Given problem:
Copy out the listing exactly.

++++ Exercise inputs ++++

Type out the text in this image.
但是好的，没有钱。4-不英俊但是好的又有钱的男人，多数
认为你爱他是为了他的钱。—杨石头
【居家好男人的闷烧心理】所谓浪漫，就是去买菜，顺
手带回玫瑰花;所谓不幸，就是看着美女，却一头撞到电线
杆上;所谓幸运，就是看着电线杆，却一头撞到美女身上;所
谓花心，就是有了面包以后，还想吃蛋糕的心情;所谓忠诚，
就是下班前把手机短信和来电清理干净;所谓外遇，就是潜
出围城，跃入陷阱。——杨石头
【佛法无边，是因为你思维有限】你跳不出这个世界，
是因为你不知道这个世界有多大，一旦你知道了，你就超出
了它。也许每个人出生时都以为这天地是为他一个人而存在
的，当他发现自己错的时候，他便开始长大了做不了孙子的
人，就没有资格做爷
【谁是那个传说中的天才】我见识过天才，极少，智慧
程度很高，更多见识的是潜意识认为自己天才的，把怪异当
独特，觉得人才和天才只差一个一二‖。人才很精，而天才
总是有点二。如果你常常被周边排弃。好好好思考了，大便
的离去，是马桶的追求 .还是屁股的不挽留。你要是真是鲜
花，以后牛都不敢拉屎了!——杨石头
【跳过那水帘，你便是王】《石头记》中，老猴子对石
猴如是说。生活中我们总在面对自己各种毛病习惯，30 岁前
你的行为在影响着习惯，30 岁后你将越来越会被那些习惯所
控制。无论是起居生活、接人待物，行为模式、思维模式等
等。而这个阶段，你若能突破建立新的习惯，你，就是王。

++++

Response to the task:
Type out the text in this image.
但是好的，没有钱。4-不英俊但是好的又有钱的男人，多数
认为你爱他是为了他的钱。—杨石头
【居家好男人的闷烧心理】所谓浪漫，就是去买菜，顺
手带回玫瑰花;所谓不幸，就是看着美女，却一头撞到电线
杆上;所谓幸运，就是看着电线杆，却一头撞到美女身上;所
谓花心，就是有了面包以后，还想吃蛋糕的心情;所谓忠诚，
就是下班前把手机短信和来电清理干净;所谓外遇，就是潜
出围城，跃入陷阱。——杨石头
【佛法无边，是因为你思维有限】你跳不出这个世界，
是因为你不知道这个世界有多大，一旦你知道了，你就超出
了它。也许每个人出生时都以为这天地是为他一个人而存在
的，当他发现自己错的时候，他便开始长大了做不了孙子的
人，就没有资格做爷
【谁是那个传说中的天才】我见识过天才，极少，智慧
程度很高，更多见识的是潜意识认为自己天才的，把怪异当
独特，觉得人才和天才只差一个一二‖。人才很精，而天才
总是有点二。如果你常常被周边排弃。好好好思考了，大便
的离去，是马桶的追求 .还是屁股的不挽留。你要是真是鲜
花，以后牛都不敢拉屎了!——杨石头
【跳过那水帘，你便是王】《石头记》中，老猴子对石
猴如是说。生活中我们总在面对自己各种毛病习惯，30 岁前
你的行为在影响着习惯，30 岁后你将越来越会被那些习惯所
控制。无论是起居生活、接人待物，行为模式、思维模式等
等。而这个阶段，你若能突破建立新的习惯，你，就是王。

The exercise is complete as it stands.